§ **Your objective**
Gather up the lines that contain "lights".

§ **Exercise inputs**
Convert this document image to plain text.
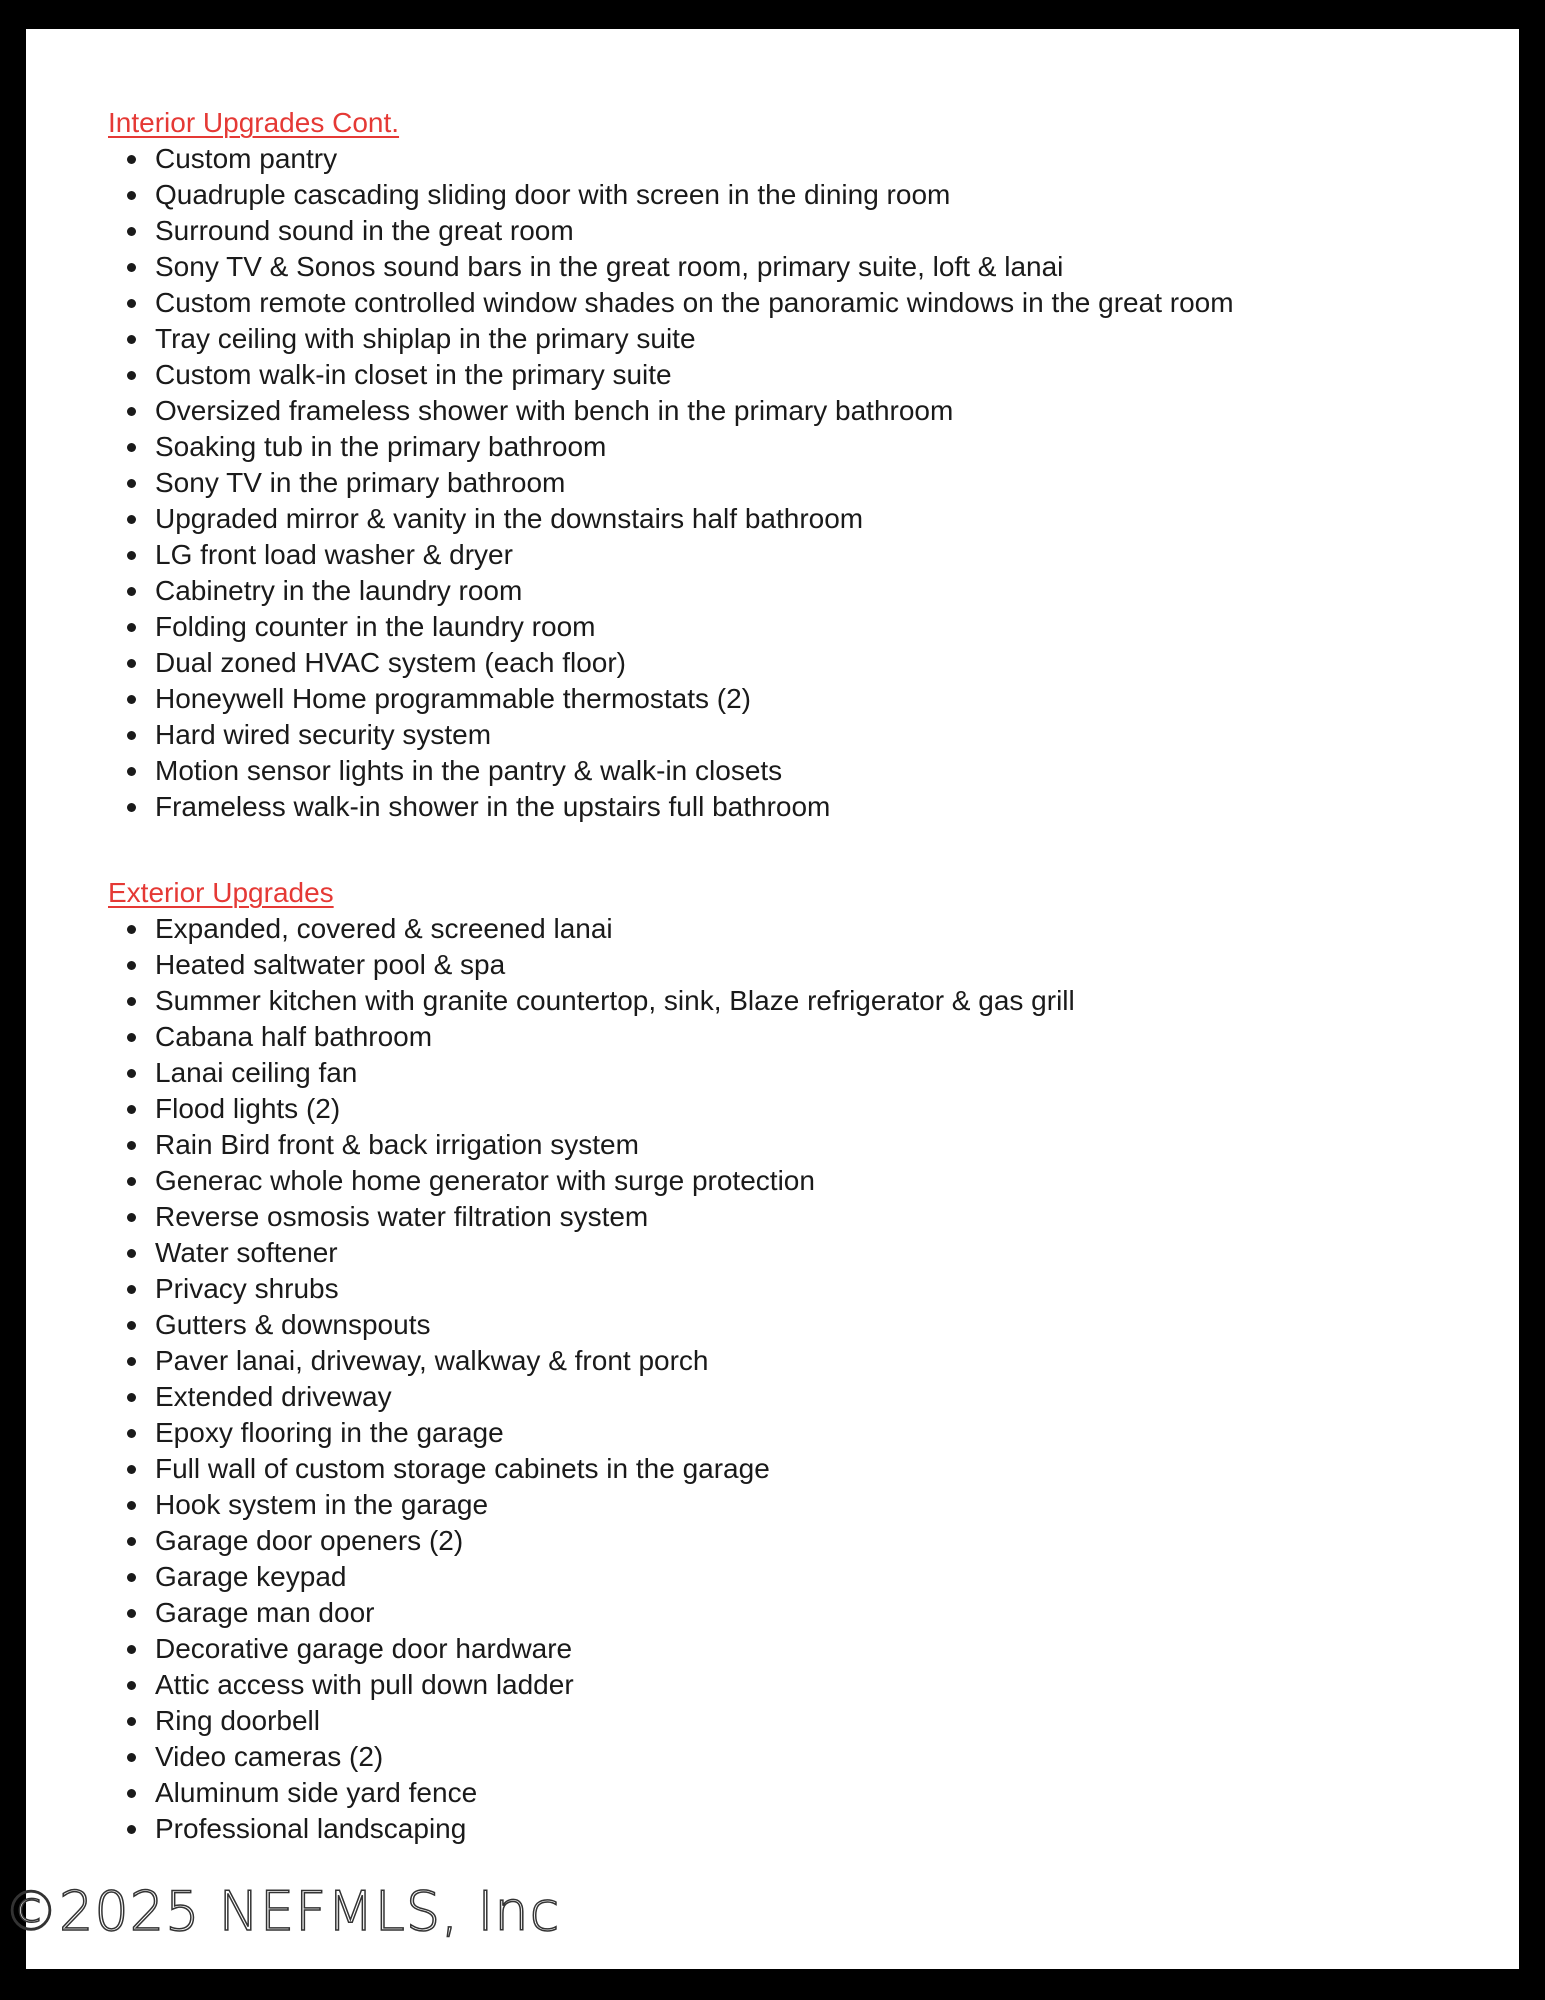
Interior Upgrades Cont.
Custom pantry
Quadruple cascading sliding door with screen in the dining room
Surround sound in the great room
Sony TV & Sonos sound bars in the great room, primary suite, loft & lanai
Custom remote controlled window shades on the panoramic windows in the great room
Tray ceiling with shiplap in the primary suite
Custom walk-in closet in the primary suite
Oversized frameless shower with bench in the primary bathroom
Soaking tub in the primary bathroom
Sony TV in the primary bathroom
Upgraded mirror & vanity in the downstairs half bathroom
LG front load washer & dryer
Cabinetry in the laundry room
Folding counter in the laundry room
Dual zoned HVAC system (each floor)
Honeywell Home programmable thermostats (2)
Hard wired security system
Motion sensor lights in the pantry & walk-in closets
Frameless walk-in shower in the upstairs full bathroom
Exterior Upgrades
Expanded, covered & screened lanai
Heated saltwater pool & spa
Summer kitchen with granite countertop, sink, Blaze refrigerator & gas grill
Cabana half bathroom
Lanai ceiling fan
Flood lights (2)
Rain Bird front & back irrigation system
Generac whole home generator with surge protection
Reverse osmosis water filtration system
Water softener
Privacy shrubs
Gutters & downspouts
Paver lanai, driveway, walkway & front porch
Extended driveway
Epoxy flooring in the garage
Full wall of custom storage cabinets in the garage
Hook system in the garage
Garage door openers (2)
Garage keypad
Garage man door
Decorative garage door hardware
Attic access with pull down ladder
Ring doorbell
Video cameras (2)
Aluminum side yard fence
Professional landscaping
©2025 NEFMLS, Inc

§ **Full response**
Motion sensor lights in the pantry & walk-in closets
Flood lights (2)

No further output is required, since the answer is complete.